* _SHORT EXERCISE_
Would you transcribe all of the data exactly, down to the last character?

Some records
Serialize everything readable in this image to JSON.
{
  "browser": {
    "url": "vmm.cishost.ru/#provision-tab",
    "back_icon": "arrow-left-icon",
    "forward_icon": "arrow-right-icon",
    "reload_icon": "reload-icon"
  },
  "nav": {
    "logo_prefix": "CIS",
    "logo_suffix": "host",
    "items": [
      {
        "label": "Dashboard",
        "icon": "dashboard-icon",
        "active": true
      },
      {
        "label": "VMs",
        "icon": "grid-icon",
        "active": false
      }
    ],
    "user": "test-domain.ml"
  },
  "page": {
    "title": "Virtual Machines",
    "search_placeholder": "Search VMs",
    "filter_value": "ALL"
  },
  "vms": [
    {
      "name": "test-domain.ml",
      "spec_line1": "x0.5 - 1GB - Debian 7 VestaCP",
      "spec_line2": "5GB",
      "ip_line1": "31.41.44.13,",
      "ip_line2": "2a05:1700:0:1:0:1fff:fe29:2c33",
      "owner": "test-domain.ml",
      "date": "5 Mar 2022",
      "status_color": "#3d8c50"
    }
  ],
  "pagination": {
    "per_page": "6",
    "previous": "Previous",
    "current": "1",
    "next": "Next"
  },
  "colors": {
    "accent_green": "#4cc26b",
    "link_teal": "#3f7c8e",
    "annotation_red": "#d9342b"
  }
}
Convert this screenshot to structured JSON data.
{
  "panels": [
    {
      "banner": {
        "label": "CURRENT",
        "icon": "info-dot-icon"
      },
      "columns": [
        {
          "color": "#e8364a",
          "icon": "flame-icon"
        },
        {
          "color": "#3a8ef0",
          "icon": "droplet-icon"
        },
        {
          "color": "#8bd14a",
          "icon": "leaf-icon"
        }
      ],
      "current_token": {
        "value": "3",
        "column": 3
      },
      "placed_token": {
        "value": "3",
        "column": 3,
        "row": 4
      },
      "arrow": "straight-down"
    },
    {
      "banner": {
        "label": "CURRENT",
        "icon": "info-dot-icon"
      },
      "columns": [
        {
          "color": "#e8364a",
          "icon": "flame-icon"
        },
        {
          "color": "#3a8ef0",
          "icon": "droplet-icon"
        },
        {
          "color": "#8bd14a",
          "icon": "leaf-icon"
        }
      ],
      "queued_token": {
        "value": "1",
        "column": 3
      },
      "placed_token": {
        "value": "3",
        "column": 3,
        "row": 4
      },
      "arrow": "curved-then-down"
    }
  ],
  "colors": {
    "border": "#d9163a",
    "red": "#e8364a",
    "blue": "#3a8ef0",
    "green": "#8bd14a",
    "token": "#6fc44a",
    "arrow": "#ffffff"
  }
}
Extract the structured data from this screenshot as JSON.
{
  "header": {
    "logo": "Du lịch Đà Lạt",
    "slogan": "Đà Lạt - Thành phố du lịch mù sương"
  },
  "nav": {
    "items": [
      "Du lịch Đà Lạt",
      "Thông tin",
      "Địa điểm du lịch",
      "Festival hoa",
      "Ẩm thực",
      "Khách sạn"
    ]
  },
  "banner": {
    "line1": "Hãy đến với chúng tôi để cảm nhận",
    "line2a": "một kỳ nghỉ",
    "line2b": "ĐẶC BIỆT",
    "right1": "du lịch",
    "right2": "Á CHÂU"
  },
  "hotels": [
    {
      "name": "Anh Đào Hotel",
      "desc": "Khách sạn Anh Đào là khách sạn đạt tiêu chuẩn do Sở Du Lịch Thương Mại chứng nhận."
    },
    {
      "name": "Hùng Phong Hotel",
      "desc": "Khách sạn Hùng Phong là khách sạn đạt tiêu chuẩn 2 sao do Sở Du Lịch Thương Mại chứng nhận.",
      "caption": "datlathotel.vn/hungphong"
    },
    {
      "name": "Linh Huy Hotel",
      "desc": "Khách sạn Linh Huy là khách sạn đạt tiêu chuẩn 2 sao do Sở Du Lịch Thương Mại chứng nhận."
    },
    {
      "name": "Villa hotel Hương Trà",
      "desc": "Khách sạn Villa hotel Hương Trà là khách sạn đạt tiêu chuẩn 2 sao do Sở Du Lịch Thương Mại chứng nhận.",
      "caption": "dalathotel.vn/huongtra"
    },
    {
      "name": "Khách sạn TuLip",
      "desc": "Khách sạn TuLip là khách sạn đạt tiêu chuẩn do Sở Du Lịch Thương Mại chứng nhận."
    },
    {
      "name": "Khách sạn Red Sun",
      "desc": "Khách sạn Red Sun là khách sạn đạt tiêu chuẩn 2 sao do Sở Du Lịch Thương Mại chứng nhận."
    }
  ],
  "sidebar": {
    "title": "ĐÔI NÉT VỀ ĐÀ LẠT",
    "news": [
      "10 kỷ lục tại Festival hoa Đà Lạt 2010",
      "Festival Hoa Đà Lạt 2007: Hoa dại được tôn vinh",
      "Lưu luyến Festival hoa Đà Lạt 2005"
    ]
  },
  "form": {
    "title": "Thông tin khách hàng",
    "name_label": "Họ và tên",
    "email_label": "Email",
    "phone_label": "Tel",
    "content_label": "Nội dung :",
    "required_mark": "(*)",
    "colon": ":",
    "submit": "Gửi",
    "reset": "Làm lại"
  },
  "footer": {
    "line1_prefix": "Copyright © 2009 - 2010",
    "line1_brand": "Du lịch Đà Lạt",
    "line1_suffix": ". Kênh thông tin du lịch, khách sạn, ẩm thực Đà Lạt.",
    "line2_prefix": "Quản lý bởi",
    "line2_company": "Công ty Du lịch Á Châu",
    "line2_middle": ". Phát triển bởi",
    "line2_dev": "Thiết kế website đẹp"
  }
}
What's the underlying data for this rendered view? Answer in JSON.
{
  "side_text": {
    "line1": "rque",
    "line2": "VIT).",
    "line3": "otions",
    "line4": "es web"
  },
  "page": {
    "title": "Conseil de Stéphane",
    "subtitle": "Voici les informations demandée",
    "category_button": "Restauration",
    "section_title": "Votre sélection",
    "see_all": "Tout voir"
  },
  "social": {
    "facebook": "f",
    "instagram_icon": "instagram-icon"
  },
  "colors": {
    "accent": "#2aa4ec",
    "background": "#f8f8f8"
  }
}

* _RESPONSE TO THE TASK_
Serialize everything readable in this image to JSON.
{
  "browser": {
    "url": "vmm.cishost.ru/#provision-tab",
    "back_icon": "arrow-left-icon",
    "forward_icon": "arrow-right-icon",
    "reload_icon": "reload-icon"
  },
  "nav": {
    "logo_prefix": "CIS",
    "logo_suffix": "host",
    "items": [
      {
        "label": "Dashboard",
        "icon": "dashboard-icon",
        "active": true
      },
      {
        "label": "VMs",
        "icon": "grid-icon",
        "active": false
      }
    ],
    "user": "test-domain.ml"
  },
  "page": {
    "title": "Virtual Machines",
    "search_placeholder": "Search VMs",
    "filter_value": "ALL"
  },
  "vms": [
    {
      "name": "test-domain.ml",
      "spec_line1": "x0.5 - 1GB - Debian 7 VestaCP",
      "spec_line2": "5GB",
      "ip_line1": "31.41.44.13,",
      "ip_line2": "2a05:1700:0:1:0:1fff:fe29:2c33",
      "owner": "test-domain.ml",
      "date": "5 Mar 2022",
      "status_color": "#3d8c50"
    }
  ],
  "pagination": {
    "per_page": "6",
    "previous": "Previous",
    "current": "1",
    "next": "Next"
  },
  "colors": {
    "accent_green": "#4cc26b",
    "link_teal": "#3f7c8e",
    "annotation_red": "#d9342b"
  }
}
Convert this screenshot to structured JSON data.
{
  "panels": [
    {
      "banner": {
        "label": "CURRENT",
        "icon": "info-dot-icon"
      },
      "columns": [
        {
          "color": "#e8364a",
          "icon": "flame-icon"
        },
        {
          "color": "#3a8ef0",
          "icon": "droplet-icon"
        },
        {
          "color": "#8bd14a",
          "icon": "leaf-icon"
        }
      ],
      "current_token": {
        "value": "3",
        "column": 3
      },
      "placed_token": {
        "value": "3",
        "column": 3,
        "row": 4
      },
      "arrow": "straight-down"
    },
    {
      "banner": {
        "label": "CURRENT",
        "icon": "info-dot-icon"
      },
      "columns": [
        {
          "color": "#e8364a",
          "icon": "flame-icon"
        },
        {
          "color": "#3a8ef0",
          "icon": "droplet-icon"
        },
        {
          "color": "#8bd14a",
          "icon": "leaf-icon"
        }
      ],
      "queued_token": {
        "value": "1",
        "column": 3
      },
      "placed_token": {
        "value": "3",
        "column": 3,
        "row": 4
      },
      "arrow": "curved-then-down"
    }
  ],
  "colors": {
    "border": "#d9163a",
    "red": "#e8364a",
    "blue": "#3a8ef0",
    "green": "#8bd14a",
    "token": "#6fc44a",
    "arrow": "#ffffff"
  }
}
Extract the structured data from this screenshot as JSON.
{
  "header": {
    "logo": "Du lịch Đà Lạt",
    "slogan": "Đà Lạt - Thành phố du lịch mù sương"
  },
  "nav": {
    "items": [
      "Du lịch Đà Lạt",
      "Thông tin",
      "Địa điểm du lịch",
      "Festival hoa",
      "Ẩm thực",
      "Khách sạn"
    ]
  },
  "banner": {
    "line1": "Hãy đến với chúng tôi để cảm nhận",
    "line2a": "một kỳ nghỉ",
    "line2b": "ĐẶC BIỆT",
    "right1": "du lịch",
    "right2": "Á CHÂU"
  },
  "hotels": [
    {
      "name": "Anh Đào Hotel",
      "desc": "Khách sạn Anh Đào là khách sạn đạt tiêu chuẩn do Sở Du Lịch Thương Mại chứng nhận."
    },
    {
      "name": "Hùng Phong Hotel",
      "desc": "Khách sạn Hùng Phong là khách sạn đạt tiêu chuẩn 2 sao do Sở Du Lịch Thương Mại chứng nhận.",
      "caption": "datlathotel.vn/hungphong"
    },
    {
      "name": "Linh Huy Hotel",
      "desc": "Khách sạn Linh Huy là khách sạn đạt tiêu chuẩn 2 sao do Sở Du Lịch Thương Mại chứng nhận."
    },
    {
      "name": "Villa hotel Hương Trà",
      "desc": "Khách sạn Villa hotel Hương Trà là khách sạn đạt tiêu chuẩn 2 sao do Sở Du Lịch Thương Mại chứng nhận.",
      "caption": "dalathotel.vn/huongtra"
    },
    {
      "name": "Khách sạn TuLip",
      "desc": "Khách sạn TuLip là khách sạn đạt tiêu chuẩn do Sở Du Lịch Thương Mại chứng nhận."
    },
    {
      "name": "Khách sạn Red Sun",
      "desc": "Khách sạn Red Sun là khách sạn đạt tiêu chuẩn 2 sao do Sở Du Lịch Thương Mại chứng nhận."
    }
  ],
  "sidebar": {
    "title": "ĐÔI NÉT VỀ ĐÀ LẠT",
    "news": [
      "10 kỷ lục tại Festival hoa Đà Lạt 2010",
      "Festival Hoa Đà Lạt 2007: Hoa dại được tôn vinh",
      "Lưu luyến Festival hoa Đà Lạt 2005"
    ]
  },
  "form": {
    "title": "Thông tin khách hàng",
    "name_label": "Họ và tên",
    "email_label": "Email",
    "phone_label": "Tel",
    "content_label": "Nội dung :",
    "required_mark": "(*)",
    "colon": ":",
    "submit": "Gửi",
    "reset": "Làm lại"
  },
  "footer": {
    "line1_prefix": "Copyright © 2009 - 2010",
    "line1_brand": "Du lịch Đà Lạt",
    "line1_suffix": ". Kênh thông tin du lịch, khách sạn, ẩm thực Đà Lạt.",
    "line2_prefix": "Quản lý bởi",
    "line2_company": "Công ty Du lịch Á Châu",
    "line2_middle": ". Phát triển bởi",
    "line2_dev": "Thiết kế website đẹp"
  }
}
What's the underlying data for this rendered view? Answer in JSON.
{
  "side_text": {
    "line1": "rque",
    "line2": "VIT).",
    "line3": "otions",
    "line4": "es web"
  },
  "page": {
    "title": "Conseil de Stéphane",
    "subtitle": "Voici les informations demandée",
    "category_button": "Restauration",
    "section_title": "Votre sélection",
    "see_all": "Tout voir"
  },
  "social": {
    "facebook": "f",
    "instagram_icon": "instagram-icon"
  },
  "colors": {
    "accent": "#2aa4ec",
    "background": "#f8f8f8"
  }
}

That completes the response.